EXERCISE PROMPT
Pull every line holding the word "minute" from the data below and copy it.
________________
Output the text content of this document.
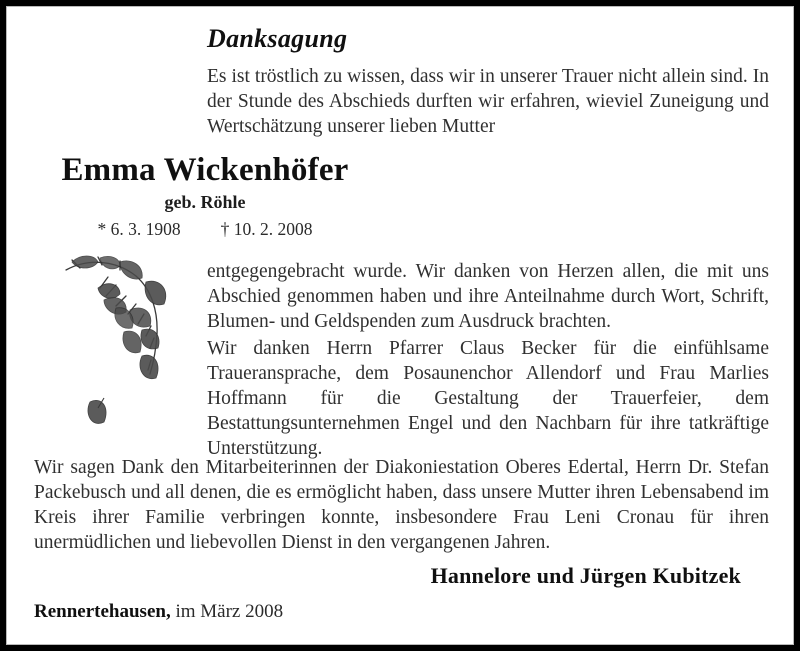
Danksagung
Es ist tröstlich zu wissen, dass wir in unserer Trauer nicht allein sind. In der Stunde des Abschieds durften wir erfahren, wieviel Zuneigung und Wertschätzung unserer lieben Mutter
Emma Wickenhöfer
geb. Röhle
* 6. 3. 1908 † 10. 2. 2008
entgegengebracht wurde. Wir danken von Herzen allen, die mit uns Abschied genommen haben und ihre Anteilnahme durch Wort, Schrift, Blumen- und Geldspenden zum Ausdruck brachten.
Wir danken Herrn Pfarrer Claus Becker für die einfühlsame Traueransprache, dem Posaunenchor Allendorf und Frau Marlies Hoffmann für die Gestaltung der Trauerfeier, dem Bestattungsunternehmen Engel und den Nachbarn für ihre tatkräftige Unterstützung.
Wir sagen Dank den Mitarbeiterinnen der Diakoniestation Oberes Edertal, Herrn Dr. Stefan Packebusch und all denen, die es ermöglicht haben, dass unsere Mutter ihren Lebensabend im Kreis ihrer Familie verbringen konnte, insbesondere Frau Leni Cronau für ihren unermüdlichen und liebevollen Dienst in den vergangenen Jahren.
Hannelore und Jürgen Kubitzek
Rennertehausen, im März 2008
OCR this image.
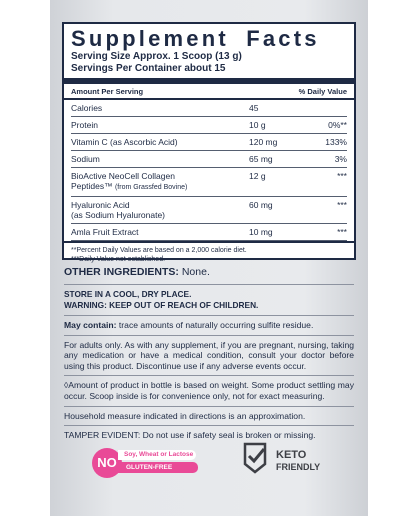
Supplement Facts
Serving Size Approx. 1 Scoop (13 g)
Servings Per Container about 15
Amount Per Serving	% Daily Value
Calories	45
Protein	10 g	0%**
Vitamin C (as Ascorbic Acid)	120 mg	133%
Sodium	65 mg	3%
BioActive NeoCell Collagen
Peptides™ (from Grassfed Bovine)
12 g	***
Hyaluronic Acid
(as Sodium Hyaluronate)
60 mg	***
Amla Fruit Extract	10 mg	***
**Percent Daily Values are based on a 2,000 calorie diet.
***Daily Value not established.
OTHER INGREDIENTS: None.
STORE IN A COOL, DRY PLACE.
WARNING: KEEP OUT OF REACH OF CHILDREN.

May contain: trace amounts of naturally occurring sulfite residue.

For adults only. As with any supplement, if you are pregnant, nursing, taking any medication or have a medical condition, consult your doctor before using this product. Discontinue use if any adverse events occur.

◊Amount of product in bottle is based on weight. Some product settling may occur. Scoop inside is for convenience only, not for exact measuring.

Household measure indicated in directions is an approximation.

TAMPER EVIDENT: Do not use if safety seal is broken or missing.

NO
Soy, Wheat or Lactose
GLUTEN-FREE
KETO
FRIENDLY
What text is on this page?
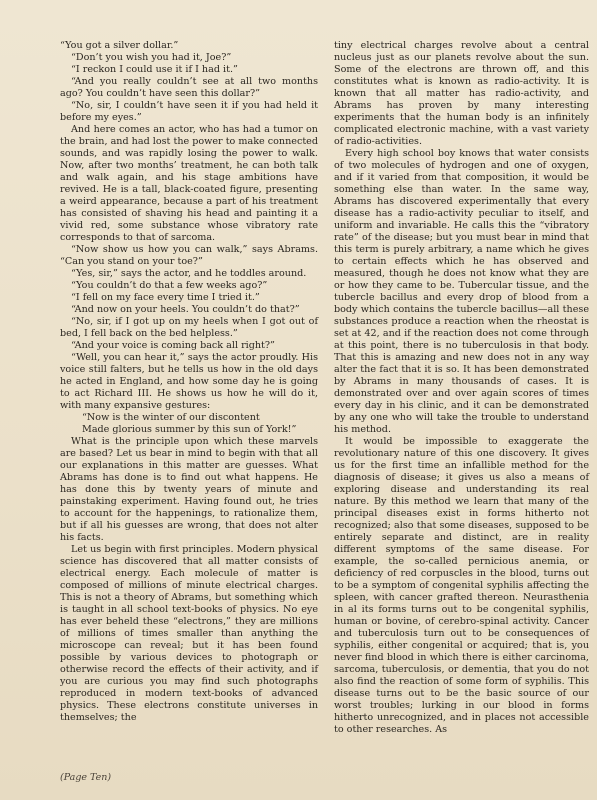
“You got a silver dollar.”

“Don’t you wish you had it, Joe?”

“I reckon I could use it if I had it.”

“And you really couldn’t see at all two months ago? You couldn’t have seen this dollar?”

“No, sir, I couldn’t have seen it if you had held it before my eyes.”

And here comes an actor, who has had a tumor on the brain, and had lost the power to make connected sounds, and was rapidly losing the power to walk. Now, after two months’ treatment, he can both talk and walk again, and his stage ambitions have revived. He is a tall, black-coated figure, presenting a weird appearance, because a part of his treatment has consisted of shaving his head and painting it a vivid red, some substance whose vibratory rate corresponds to that of sarcoma.

“Now show us how you can walk,” says Abrams. “Can you stand on your toe?”

“Yes, sir,” says the actor, and he toddles around.

“You couldn’t do that a few weeks ago?”

“I fell on my face every time I tried it.”

“And now on your heels. You couldn’t do that?”

“No, sir, if I got up on my heels when I got out of bed, I fell back on the bed helpless.”

“And your voice is coming back all right?”

“Well, you can hear it,” says the actor proudly. His voice still falters, but he tells us how in the old days he acted in England, and how some day he is going to act Richard III. He shows us how he will do it, with many expansive gestures:

“Now is the winter of our discontent

Made glorious summer by this sun of York!”

What is the principle upon which these marvels are based? Let us bear in mind to begin with that all our explanations in this matter are guesses. What Abrams has done is to find out what happens. He has done this by twenty years of minute and painstaking experiment. Having found out, he tries to account for the happenings, to rationalize them, but if all his guesses are wrong, that does not alter his facts.

Let us begin with first principles. Modern physical science has discovered that all matter consists of electrical energy. Each molecule of matter is composed of millions of minute electrical charges. This is not a theory of Abrams, but something which is taught in all school text-books of physics. No eye has ever beheld these “electrons,” they are millions of millions of times smaller than anything the microscope can reveal; but it has been found possible by various devices to photograph or otherwise record the effects of their activity, and if you are curious you may find such photographs reproduced in modern text-books of advanced physics. These electrons constitute universes in themselves; the

tiny electrical charges revolve about a central nucleus just as our planets revolve about the sun. Some of the electrons are thrown off, and this constitutes what is known as radio-activity. It is known that all matter has radio-activity, and Abrams has proven by many interesting experiments that the human body is an infinitely complicated electronic machine, with a vast variety of radio-activities.

Every high school boy knows that water consists of two molecules of hydrogen and one of oxygen, and if it varied from that composition, it would be something else than water. In the same way, Abrams has discovered experimentally that every disease has a radio-activity peculiar to itself, and uniform and invariable. He calls this the “vibratory rate” of the disease; but you must bear in mind that this term is purely arbitrary, a name which he gives to certain effects which he has observed and measured, though he does not know what they are or how they came to be. Tubercular tissue, and the tubercle bacillus and every drop of blood from a body which contains the tubercle bacillus—all these substances produce a reaction when the rheostat is set at 42, and if the reaction does not come through at this point, there is no tuberculosis in that body. That this is amazing and new does not in any way alter the fact that it is so. It has been demonstrated by Abrams in many thousands of cases. It is demonstrated over and over again scores of times every day in his clinic, and it can be demonstrated by any one who will take the trouble to understand his method.

It would be impossible to exaggerate the revolutionary nature of this one discovery. It gives us for the first time an infallible method for the diagnosis of disease; it gives us also a means of exploring disease and understanding its real nature. By this method we learn that many of the principal diseases exist in forms hitherto not recognized; also that some diseases, supposed to be entirely separate and distinct, are in reality different symptoms of the same disease. For example, the so-called pernicious anemia, or deficiency of red corpuscles in the blood, turns out to be a symptom of congenital syphilis affecting the spleen, with cancer grafted thereon. Neurasthenia in al its forms turns out to be congenital syphilis, human or bovine, of cerebro-spinal activity. Cancer and tuberculosis turn out to be consequences of syphilis, either congenital or acquired; that is, you never find blood in which there is either carcinoma, sarcoma, tuberculosis, or dementia, that you do not also find the reaction of some form of syphilis. This disease turns out to be the basic source of our worst troubles; lurking in our blood in forms hitherto unrecognized, and in places not accessible to other researches. As

(Page Ten)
________________
WRITTEN SOLUTION
What is the principle upon which these marvels are based? Let us bear in mind to begin with that all our explanations in this matter are guesses. What Abrams has done is to find out what happens. He has done this by twenty years of minute and painstaking experiment. Having found out, he tries to account for the happenings, to rationalize them, but if all his guesses are wrong, that does not alter his facts.
Let us begin with first principles. Modern physical science has discovered that all matter consists of electrical energy. Each molecule of matter is composed of millions of minute electrical charges. This is not a theory of Abrams, but something which is taught in all school text-books of physics. No eye has ever beheld these “electrons,” they are millions of millions of times smaller than anything the microscope can reveal; but it has been found possible by various devices to photograph or otherwise record the effects of their activity, and if you are curious you may find such photographs reproduced in modern text-books of advanced physics. These electrons constitute universes in themselves; the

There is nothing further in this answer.